EXERCISE TASK
The data below needs to be returned exactly, line for line.

Dataset items:
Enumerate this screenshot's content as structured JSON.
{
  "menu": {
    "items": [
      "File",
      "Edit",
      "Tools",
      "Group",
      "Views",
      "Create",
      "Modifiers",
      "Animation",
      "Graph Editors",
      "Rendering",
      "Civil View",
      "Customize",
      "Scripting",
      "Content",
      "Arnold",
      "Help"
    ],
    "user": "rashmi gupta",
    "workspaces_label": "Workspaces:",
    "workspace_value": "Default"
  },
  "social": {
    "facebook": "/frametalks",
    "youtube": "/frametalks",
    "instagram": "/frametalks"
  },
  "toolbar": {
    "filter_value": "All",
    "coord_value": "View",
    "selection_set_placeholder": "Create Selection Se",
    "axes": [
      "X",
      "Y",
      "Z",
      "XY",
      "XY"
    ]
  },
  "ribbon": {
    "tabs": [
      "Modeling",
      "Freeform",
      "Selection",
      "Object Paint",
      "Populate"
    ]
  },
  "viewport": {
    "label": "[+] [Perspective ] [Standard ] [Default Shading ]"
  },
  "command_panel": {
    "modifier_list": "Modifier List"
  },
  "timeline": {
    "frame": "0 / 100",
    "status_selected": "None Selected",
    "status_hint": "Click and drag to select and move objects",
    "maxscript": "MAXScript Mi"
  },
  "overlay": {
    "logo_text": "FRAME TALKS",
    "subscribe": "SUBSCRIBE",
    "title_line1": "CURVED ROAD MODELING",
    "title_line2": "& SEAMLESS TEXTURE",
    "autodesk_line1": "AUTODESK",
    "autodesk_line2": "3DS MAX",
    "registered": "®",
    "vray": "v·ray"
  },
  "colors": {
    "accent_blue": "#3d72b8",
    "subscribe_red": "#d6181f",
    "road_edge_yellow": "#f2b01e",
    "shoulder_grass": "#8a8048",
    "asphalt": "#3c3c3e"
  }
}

ANSWER IN FULL
Enumerate this screenshot's content as structured JSON.
{
  "menu": {
    "items": [
      "File",
      "Edit",
      "Tools",
      "Group",
      "Views",
      "Create",
      "Modifiers",
      "Animation",
      "Graph Editors",
      "Rendering",
      "Civil View",
      "Customize",
      "Scripting",
      "Content",
      "Arnold",
      "Help"
    ],
    "user": "rashmi gupta",
    "workspaces_label": "Workspaces:",
    "workspace_value": "Default"
  },
  "social": {
    "facebook": "/frametalks",
    "youtube": "/frametalks",
    "instagram": "/frametalks"
  },
  "toolbar": {
    "filter_value": "All",
    "coord_value": "View",
    "selection_set_placeholder": "Create Selection Se",
    "axes": [
      "X",
      "Y",
      "Z",
      "XY",
      "XY"
    ]
  },
  "ribbon": {
    "tabs": [
      "Modeling",
      "Freeform",
      "Selection",
      "Object Paint",
      "Populate"
    ]
  },
  "viewport": {
    "label": "[+] [Perspective ] [Standard ] [Default Shading ]"
  },
  "command_panel": {
    "modifier_list": "Modifier List"
  },
  "timeline": {
    "frame": "0 / 100",
    "status_selected": "None Selected",
    "status_hint": "Click and drag to select and move objects",
    "maxscript": "MAXScript Mi"
  },
  "overlay": {
    "logo_text": "FRAME TALKS",
    "subscribe": "SUBSCRIBE",
    "title_line1": "CURVED ROAD MODELING",
    "title_line2": "& SEAMLESS TEXTURE",
    "autodesk_line1": "AUTODESK",
    "autodesk_line2": "3DS MAX",
    "registered": "®",
    "vray": "v·ray"
  },
  "colors": {
    "accent_blue": "#3d72b8",
    "subscribe_red": "#d6181f",
    "road_edge_yellow": "#f2b01e",
    "shoulder_grass": "#8a8048",
    "asphalt": "#3c3c3e"
  }
}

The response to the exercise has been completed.